- **EXERCISE TASK**
Reproduce every one of the items below line by line, changing no character.

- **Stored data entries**
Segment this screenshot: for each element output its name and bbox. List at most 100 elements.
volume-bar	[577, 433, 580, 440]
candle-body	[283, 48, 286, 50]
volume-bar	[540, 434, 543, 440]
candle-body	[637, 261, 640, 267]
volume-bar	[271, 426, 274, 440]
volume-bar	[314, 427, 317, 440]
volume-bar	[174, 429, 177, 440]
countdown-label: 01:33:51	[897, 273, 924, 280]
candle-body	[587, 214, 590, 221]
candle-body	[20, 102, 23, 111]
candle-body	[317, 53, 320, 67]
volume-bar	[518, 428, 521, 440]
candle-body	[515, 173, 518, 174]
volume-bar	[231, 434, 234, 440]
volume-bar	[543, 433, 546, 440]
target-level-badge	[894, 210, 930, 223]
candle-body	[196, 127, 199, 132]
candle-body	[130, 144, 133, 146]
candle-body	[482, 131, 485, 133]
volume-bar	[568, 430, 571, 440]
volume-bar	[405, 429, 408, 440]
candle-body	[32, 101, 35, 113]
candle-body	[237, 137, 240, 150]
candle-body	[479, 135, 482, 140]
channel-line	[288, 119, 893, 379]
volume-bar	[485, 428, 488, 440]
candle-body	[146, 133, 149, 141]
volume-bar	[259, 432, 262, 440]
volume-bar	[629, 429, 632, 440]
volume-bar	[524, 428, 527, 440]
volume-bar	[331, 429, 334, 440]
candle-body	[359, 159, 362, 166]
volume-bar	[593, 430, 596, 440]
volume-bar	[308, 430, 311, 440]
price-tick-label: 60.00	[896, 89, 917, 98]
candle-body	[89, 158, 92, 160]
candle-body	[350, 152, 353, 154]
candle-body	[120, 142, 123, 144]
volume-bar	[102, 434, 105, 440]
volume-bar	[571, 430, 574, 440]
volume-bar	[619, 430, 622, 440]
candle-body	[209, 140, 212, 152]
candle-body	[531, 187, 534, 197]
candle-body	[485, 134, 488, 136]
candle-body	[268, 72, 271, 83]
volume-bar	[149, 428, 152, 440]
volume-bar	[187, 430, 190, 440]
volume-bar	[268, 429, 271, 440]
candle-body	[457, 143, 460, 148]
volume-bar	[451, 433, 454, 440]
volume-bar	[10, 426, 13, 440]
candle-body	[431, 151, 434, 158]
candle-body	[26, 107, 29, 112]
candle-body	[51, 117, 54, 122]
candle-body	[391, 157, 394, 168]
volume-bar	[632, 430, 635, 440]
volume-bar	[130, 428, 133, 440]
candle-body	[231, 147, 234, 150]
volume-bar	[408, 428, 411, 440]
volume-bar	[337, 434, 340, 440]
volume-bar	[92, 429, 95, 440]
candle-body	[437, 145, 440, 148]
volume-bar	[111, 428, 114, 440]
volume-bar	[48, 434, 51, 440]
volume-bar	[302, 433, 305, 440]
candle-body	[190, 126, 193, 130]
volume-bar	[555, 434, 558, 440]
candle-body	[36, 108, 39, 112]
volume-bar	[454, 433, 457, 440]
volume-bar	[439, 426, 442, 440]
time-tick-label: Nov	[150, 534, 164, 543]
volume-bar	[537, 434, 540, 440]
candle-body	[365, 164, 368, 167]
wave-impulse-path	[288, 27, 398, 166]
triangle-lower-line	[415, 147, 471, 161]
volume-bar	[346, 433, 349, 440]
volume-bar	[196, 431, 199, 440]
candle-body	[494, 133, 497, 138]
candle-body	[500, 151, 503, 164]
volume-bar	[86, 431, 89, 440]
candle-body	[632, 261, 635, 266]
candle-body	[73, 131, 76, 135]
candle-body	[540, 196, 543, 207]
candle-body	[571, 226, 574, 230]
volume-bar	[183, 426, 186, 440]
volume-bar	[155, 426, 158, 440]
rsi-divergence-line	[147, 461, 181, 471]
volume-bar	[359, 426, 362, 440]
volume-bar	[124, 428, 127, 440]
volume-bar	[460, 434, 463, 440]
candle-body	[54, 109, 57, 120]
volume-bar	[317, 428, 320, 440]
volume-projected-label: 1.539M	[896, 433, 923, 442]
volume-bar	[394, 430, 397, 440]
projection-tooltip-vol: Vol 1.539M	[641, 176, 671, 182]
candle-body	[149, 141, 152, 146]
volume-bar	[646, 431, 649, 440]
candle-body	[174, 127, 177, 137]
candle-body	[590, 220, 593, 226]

- **ANSWER IN FULL**
Segment this screenshot: for each element output its name and bbox. List at most 100 elements.
volume-bar	[577, 433, 580, 440]
candle-body	[283, 48, 286, 50]
volume-bar	[540, 434, 543, 440]
candle-body	[637, 261, 640, 267]
volume-bar	[271, 426, 274, 440]
volume-bar	[314, 427, 317, 440]
volume-bar	[174, 429, 177, 440]
countdown-label: 01:33:51	[897, 273, 924, 280]
candle-body	[587, 214, 590, 221]
candle-body	[20, 102, 23, 111]
candle-body	[317, 53, 320, 67]
volume-bar	[518, 428, 521, 440]
candle-body	[515, 173, 518, 174]
volume-bar	[231, 434, 234, 440]
volume-bar	[543, 433, 546, 440]
target-level-badge	[894, 210, 930, 223]
candle-body	[196, 127, 199, 132]
candle-body	[130, 144, 133, 146]
candle-body	[482, 131, 485, 133]
volume-bar	[568, 430, 571, 440]
volume-bar	[405, 429, 408, 440]
candle-body	[32, 101, 35, 113]
candle-body	[237, 137, 240, 150]
candle-body	[479, 135, 482, 140]
channel-line	[288, 119, 893, 379]
volume-bar	[485, 428, 488, 440]
candle-body	[146, 133, 149, 141]
volume-bar	[259, 432, 262, 440]
volume-bar	[629, 429, 632, 440]
volume-bar	[524, 428, 527, 440]
volume-bar	[331, 429, 334, 440]
candle-body	[359, 159, 362, 166]
volume-bar	[593, 430, 596, 440]
volume-bar	[308, 430, 311, 440]
price-tick-label: 60.00	[896, 89, 917, 98]
candle-body	[89, 158, 92, 160]
candle-body	[350, 152, 353, 154]
candle-body	[120, 142, 123, 144]
volume-bar	[102, 434, 105, 440]
volume-bar	[571, 430, 574, 440]
volume-bar	[619, 430, 622, 440]
candle-body	[209, 140, 212, 152]
candle-body	[531, 187, 534, 197]
candle-body	[485, 134, 488, 136]
candle-body	[268, 72, 271, 83]
volume-bar	[149, 428, 152, 440]
volume-bar	[187, 430, 190, 440]
volume-bar	[268, 429, 271, 440]
candle-body	[457, 143, 460, 148]
volume-bar	[451, 433, 454, 440]
volume-bar	[10, 426, 13, 440]
candle-body	[431, 151, 434, 158]
candle-body	[26, 107, 29, 112]
candle-body	[51, 117, 54, 122]
candle-body	[391, 157, 394, 168]
volume-bar	[632, 430, 635, 440]
volume-bar	[130, 428, 133, 440]
candle-body	[231, 147, 234, 150]
volume-bar	[408, 428, 411, 440]
volume-bar	[337, 434, 340, 440]
volume-bar	[92, 429, 95, 440]
candle-body	[437, 145, 440, 148]
volume-bar	[111, 428, 114, 440]
volume-bar	[48, 434, 51, 440]
volume-bar	[302, 433, 305, 440]
candle-body	[190, 126, 193, 130]
volume-bar	[555, 434, 558, 440]
candle-body	[36, 108, 39, 112]
volume-bar	[454, 433, 457, 440]
volume-bar	[439, 426, 442, 440]
time-tick-label: Nov	[150, 534, 164, 543]
volume-bar	[537, 434, 540, 440]
candle-body	[365, 164, 368, 167]
wave-impulse-path	[288, 27, 398, 166]
triangle-lower-line	[415, 147, 471, 161]
volume-bar	[346, 433, 349, 440]
volume-bar	[196, 431, 199, 440]
candle-body	[494, 133, 497, 138]
candle-body	[500, 151, 503, 164]
volume-bar	[86, 431, 89, 440]
candle-body	[632, 261, 635, 266]
candle-body	[73, 131, 76, 135]
candle-body	[540, 196, 543, 207]
candle-body	[571, 226, 574, 230]
volume-bar	[183, 426, 186, 440]
volume-bar	[155, 426, 158, 440]
rsi-divergence-line	[147, 461, 181, 471]
volume-bar	[359, 426, 362, 440]
volume-bar	[124, 428, 127, 440]
volume-bar	[460, 434, 463, 440]
candle-body	[54, 109, 57, 120]
volume-bar	[317, 428, 320, 440]
volume-projected-label: 1.539M	[896, 433, 923, 442]
volume-bar	[394, 430, 397, 440]
projection-tooltip-vol: Vol 1.539M	[641, 176, 671, 182]
candle-body	[149, 141, 152, 146]
volume-bar	[646, 431, 649, 440]
candle-body	[174, 127, 177, 137]
candle-body	[590, 220, 593, 226]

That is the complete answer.